Below is a block of records; repeat all of them exactly.

-- begin RECORDS TO USE --

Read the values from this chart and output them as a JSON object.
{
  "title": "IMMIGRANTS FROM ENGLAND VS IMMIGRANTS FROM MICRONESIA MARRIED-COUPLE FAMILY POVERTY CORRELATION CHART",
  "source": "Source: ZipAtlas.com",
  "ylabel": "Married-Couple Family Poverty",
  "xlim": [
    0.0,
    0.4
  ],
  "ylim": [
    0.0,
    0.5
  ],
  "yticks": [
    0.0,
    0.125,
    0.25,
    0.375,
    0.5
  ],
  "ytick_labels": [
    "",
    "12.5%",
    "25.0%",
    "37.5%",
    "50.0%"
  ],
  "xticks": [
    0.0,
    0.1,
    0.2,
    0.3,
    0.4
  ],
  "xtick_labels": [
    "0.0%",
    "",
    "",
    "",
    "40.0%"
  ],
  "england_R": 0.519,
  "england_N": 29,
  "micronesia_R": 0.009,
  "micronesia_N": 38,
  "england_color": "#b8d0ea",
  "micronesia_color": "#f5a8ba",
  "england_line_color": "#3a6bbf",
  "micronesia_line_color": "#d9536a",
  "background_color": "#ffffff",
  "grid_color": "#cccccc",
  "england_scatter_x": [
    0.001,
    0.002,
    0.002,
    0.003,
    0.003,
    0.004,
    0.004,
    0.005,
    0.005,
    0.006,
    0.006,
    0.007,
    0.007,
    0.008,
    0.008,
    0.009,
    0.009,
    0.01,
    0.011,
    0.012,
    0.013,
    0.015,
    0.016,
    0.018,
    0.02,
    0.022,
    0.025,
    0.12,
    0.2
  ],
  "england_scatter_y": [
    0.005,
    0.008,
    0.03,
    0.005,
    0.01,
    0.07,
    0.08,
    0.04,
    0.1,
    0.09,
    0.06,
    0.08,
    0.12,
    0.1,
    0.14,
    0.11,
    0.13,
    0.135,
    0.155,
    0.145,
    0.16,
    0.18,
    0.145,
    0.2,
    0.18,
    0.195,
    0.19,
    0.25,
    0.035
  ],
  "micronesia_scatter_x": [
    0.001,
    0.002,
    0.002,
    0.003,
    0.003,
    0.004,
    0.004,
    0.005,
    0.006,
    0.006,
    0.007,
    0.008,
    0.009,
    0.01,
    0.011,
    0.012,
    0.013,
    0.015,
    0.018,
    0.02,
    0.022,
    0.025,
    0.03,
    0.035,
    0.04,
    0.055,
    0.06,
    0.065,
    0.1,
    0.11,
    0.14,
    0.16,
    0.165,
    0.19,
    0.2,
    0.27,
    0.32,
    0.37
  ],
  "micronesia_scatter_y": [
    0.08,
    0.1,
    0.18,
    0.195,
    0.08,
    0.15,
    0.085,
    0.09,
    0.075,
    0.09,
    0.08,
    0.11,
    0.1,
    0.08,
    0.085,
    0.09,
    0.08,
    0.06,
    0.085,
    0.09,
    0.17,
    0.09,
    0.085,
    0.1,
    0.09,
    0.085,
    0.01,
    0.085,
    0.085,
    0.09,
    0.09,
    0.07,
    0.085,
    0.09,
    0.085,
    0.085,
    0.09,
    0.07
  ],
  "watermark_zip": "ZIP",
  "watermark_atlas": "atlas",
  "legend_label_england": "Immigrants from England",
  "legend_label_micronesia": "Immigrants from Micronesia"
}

-- end RECORDS TO USE --

> _ANSWER TO THIS TASK_:
Read the values from this chart and output them as a JSON object.
{
  "title": "IMMIGRANTS FROM ENGLAND VS IMMIGRANTS FROM MICRONESIA MARRIED-COUPLE FAMILY POVERTY CORRELATION CHART",
  "source": "Source: ZipAtlas.com",
  "ylabel": "Married-Couple Family Poverty",
  "xlim": [
    0.0,
    0.4
  ],
  "ylim": [
    0.0,
    0.5
  ],
  "yticks": [
    0.0,
    0.125,
    0.25,
    0.375,
    0.5
  ],
  "ytick_labels": [
    "",
    "12.5%",
    "25.0%",
    "37.5%",
    "50.0%"
  ],
  "xticks": [
    0.0,
    0.1,
    0.2,
    0.3,
    0.4
  ],
  "xtick_labels": [
    "0.0%",
    "",
    "",
    "",
    "40.0%"
  ],
  "england_R": 0.519,
  "england_N": 29,
  "micronesia_R": 0.009,
  "micronesia_N": 38,
  "england_color": "#b8d0ea",
  "micronesia_color": "#f5a8ba",
  "england_line_color": "#3a6bbf",
  "micronesia_line_color": "#d9536a",
  "background_color": "#ffffff",
  "grid_color": "#cccccc",
  "england_scatter_x": [
    0.001,
    0.002,
    0.002,
    0.003,
    0.003,
    0.004,
    0.004,
    0.005,
    0.005,
    0.006,
    0.006,
    0.007,
    0.007,
    0.008,
    0.008,
    0.009,
    0.009,
    0.01,
    0.011,
    0.012,
    0.013,
    0.015,
    0.016,
    0.018,
    0.02,
    0.022,
    0.025,
    0.12,
    0.2
  ],
  "england_scatter_y": [
    0.005,
    0.008,
    0.03,
    0.005,
    0.01,
    0.07,
    0.08,
    0.04,
    0.1,
    0.09,
    0.06,
    0.08,
    0.12,
    0.1,
    0.14,
    0.11,
    0.13,
    0.135,
    0.155,
    0.145,
    0.16,
    0.18,
    0.145,
    0.2,
    0.18,
    0.195,
    0.19,
    0.25,
    0.035
  ],
  "micronesia_scatter_x": [
    0.001,
    0.002,
    0.002,
    0.003,
    0.003,
    0.004,
    0.004,
    0.005,
    0.006,
    0.006,
    0.007,
    0.008,
    0.009,
    0.01,
    0.011,
    0.012,
    0.013,
    0.015,
    0.018,
    0.02,
    0.022,
    0.025,
    0.03,
    0.035,
    0.04,
    0.055,
    0.06,
    0.065,
    0.1,
    0.11,
    0.14,
    0.16,
    0.165,
    0.19,
    0.2,
    0.27,
    0.32,
    0.37
  ],
  "micronesia_scatter_y": [
    0.08,
    0.1,
    0.18,
    0.195,
    0.08,
    0.15,
    0.085,
    0.09,
    0.075,
    0.09,
    0.08,
    0.11,
    0.1,
    0.08,
    0.085,
    0.09,
    0.08,
    0.06,
    0.085,
    0.09,
    0.17,
    0.09,
    0.085,
    0.1,
    0.09,
    0.085,
    0.01,
    0.085,
    0.085,
    0.09,
    0.09,
    0.07,
    0.085,
    0.09,
    0.085,
    0.085,
    0.09,
    0.07
  ],
  "watermark_zip": "ZIP",
  "watermark_atlas": "atlas",
  "legend_label_england": "Immigrants from England",
  "legend_label_micronesia": "Immigrants from Micronesia"
}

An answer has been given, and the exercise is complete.